Text to read.
Frequently Asked Questions about the USGS Thesaurus

What's a thesaurus?
A thesaurus is a type of controlled vocabulary, defined here as
A consistent collection of terms
chosen for specific purposes
with explicitly stated, logical constraints
on their intended meanings and relationships.

Terms represent concepts, but it is the concepts themselves and their relationships, not the terms, that constitute the thesaurus.

Terms are related to one another in three different ways:

Hierarchy
A term always has an "is a" relationship with its broader term (BT); a narrower term (NT) can always be said to be "a type of", "a part of", or "an instance of" the parent term.
Preference
For a given concept, one term is chosen as the preferred term or label, and is referred to as the descriptor. Other terms that refer to the same concept are referred to as lead-in terms or non-preferred terms. A non-preferred term is not necessarily a synonym of the preferred term.

We also support a USE-WITH relationship in which a non-preferred text is associated with two descriptors. An example is "soil pollution" USE "contamination and pollution" WITH "soil resources".

Given request 1. Copy the part of the thesaurus FAQ from "Frequently Asked Questions" up to and including "constitute the thesaurus.".
Given request 2. According to the thesaurus FAQ, what is the preferred term for a given concept called?
Given request 3. Pick up the USGS Thesaurus FAQ after its final sentence and keep writing it.
The records that follow have no connection to the thesaurus FAQ.

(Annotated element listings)
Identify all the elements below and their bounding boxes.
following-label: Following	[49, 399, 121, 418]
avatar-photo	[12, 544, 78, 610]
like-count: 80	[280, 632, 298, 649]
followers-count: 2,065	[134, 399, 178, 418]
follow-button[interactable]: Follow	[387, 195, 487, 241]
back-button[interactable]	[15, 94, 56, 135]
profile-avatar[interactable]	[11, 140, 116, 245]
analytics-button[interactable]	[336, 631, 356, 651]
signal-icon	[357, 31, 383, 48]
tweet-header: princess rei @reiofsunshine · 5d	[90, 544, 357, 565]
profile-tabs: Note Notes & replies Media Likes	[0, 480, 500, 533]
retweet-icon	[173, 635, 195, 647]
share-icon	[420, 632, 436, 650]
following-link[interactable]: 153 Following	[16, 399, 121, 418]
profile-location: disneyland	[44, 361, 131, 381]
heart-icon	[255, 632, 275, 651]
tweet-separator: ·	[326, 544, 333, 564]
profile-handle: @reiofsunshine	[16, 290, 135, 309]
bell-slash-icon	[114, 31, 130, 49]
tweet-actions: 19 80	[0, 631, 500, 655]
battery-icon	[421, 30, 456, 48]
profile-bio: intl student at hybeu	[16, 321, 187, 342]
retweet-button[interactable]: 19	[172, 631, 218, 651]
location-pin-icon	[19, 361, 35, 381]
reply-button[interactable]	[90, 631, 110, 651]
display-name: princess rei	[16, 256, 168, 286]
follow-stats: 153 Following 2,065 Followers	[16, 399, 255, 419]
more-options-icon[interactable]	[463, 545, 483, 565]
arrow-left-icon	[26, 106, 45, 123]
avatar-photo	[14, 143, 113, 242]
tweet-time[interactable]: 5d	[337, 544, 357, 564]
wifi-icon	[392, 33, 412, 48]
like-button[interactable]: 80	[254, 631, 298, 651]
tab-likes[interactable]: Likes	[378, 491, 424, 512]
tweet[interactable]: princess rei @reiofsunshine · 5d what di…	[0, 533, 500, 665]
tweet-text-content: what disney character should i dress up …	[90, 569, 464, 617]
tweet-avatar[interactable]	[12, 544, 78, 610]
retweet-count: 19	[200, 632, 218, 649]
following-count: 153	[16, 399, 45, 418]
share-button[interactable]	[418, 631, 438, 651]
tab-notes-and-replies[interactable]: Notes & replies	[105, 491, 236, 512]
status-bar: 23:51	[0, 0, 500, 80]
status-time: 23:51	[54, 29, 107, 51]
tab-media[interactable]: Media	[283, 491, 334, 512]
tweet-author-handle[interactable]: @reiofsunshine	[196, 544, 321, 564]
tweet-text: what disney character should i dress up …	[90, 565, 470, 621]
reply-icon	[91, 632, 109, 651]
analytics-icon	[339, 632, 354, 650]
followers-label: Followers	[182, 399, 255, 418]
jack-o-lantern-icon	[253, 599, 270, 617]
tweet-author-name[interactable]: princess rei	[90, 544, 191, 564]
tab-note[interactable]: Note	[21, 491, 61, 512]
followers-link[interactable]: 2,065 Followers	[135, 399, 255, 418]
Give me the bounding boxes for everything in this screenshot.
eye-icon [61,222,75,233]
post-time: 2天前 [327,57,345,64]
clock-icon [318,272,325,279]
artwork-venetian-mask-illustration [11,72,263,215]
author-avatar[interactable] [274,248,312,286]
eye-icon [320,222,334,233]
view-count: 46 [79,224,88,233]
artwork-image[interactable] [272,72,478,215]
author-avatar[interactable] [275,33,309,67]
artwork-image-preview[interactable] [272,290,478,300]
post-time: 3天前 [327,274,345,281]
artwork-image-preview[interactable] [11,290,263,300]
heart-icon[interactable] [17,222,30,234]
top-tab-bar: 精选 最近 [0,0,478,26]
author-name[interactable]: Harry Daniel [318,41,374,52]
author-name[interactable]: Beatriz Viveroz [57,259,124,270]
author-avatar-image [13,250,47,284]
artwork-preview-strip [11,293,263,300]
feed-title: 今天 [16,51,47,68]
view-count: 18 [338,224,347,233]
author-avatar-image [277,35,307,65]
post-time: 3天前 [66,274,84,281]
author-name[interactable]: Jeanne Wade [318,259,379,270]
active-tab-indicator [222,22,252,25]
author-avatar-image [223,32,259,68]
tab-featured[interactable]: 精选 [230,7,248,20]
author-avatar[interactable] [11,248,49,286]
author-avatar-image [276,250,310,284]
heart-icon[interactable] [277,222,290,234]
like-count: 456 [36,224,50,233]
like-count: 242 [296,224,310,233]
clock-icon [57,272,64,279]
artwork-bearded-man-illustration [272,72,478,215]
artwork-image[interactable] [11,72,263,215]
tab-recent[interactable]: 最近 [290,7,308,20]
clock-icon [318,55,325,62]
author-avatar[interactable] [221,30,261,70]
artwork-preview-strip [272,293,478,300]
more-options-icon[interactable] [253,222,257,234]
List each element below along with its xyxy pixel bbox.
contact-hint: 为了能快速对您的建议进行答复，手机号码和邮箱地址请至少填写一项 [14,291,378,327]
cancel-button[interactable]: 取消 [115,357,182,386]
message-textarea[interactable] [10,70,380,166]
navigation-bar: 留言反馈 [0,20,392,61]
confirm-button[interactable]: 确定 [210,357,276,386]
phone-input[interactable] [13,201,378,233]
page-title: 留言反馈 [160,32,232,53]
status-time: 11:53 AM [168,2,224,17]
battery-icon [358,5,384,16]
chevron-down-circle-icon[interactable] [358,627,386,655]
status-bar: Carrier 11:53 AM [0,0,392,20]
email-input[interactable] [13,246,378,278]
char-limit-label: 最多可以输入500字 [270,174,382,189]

Final result 1.
Frequently Asked Questions about the USGS Thesaurus

What's a thesaurus?
A thesaurus is a type of controlled vocabulary, defined here as
A consistent collection of terms
chosen for specific purposes
with explicitly stated, logical constraints
on their intended meanings and relationships.

Terms represent concepts, but it is the concepts themselves and their relationships, not the terms, that constitute the thesaurus.

Final result 2. The descriptor.

Final result 3.
Generic relationships
Where concepts are related in some way that cannot be expressed as an "is a" sentence, the thesaurus simply connects one term to another without specifying the nature of the relationship. This is different from more elaborate knowledge-management systems such as topic maps or ontologies in which such generic relationships are always identified and categorized.
What are the components of a thesaurus term?

Each concept represented by a term in the thesaurus has several components that identify, explain, and relate the term to other terms:

Preferred term
This is the short label we use to identify the concept. In the USGS Thesaurus, it must be unique.
Scope note
A succinct explanation of the concept, written in plain language, that helps people understand what we mean by the term, and what we intend to include or exclude in our usage of the term. This is not a formal definition. Its purpose in our web interfaces is to help a user decide whether or not this is the term they want.
Non-preferred terms
Also called "lead-in" or "use-for" terms, these additional short texts mean the same thing for the purposes of the thesaurus. Some of these are synonyms, alternate phrasings, or even common misspellings. Others might represent slightly different concepts that, for the purposes of the thesaurus, can be included under the same preferred label.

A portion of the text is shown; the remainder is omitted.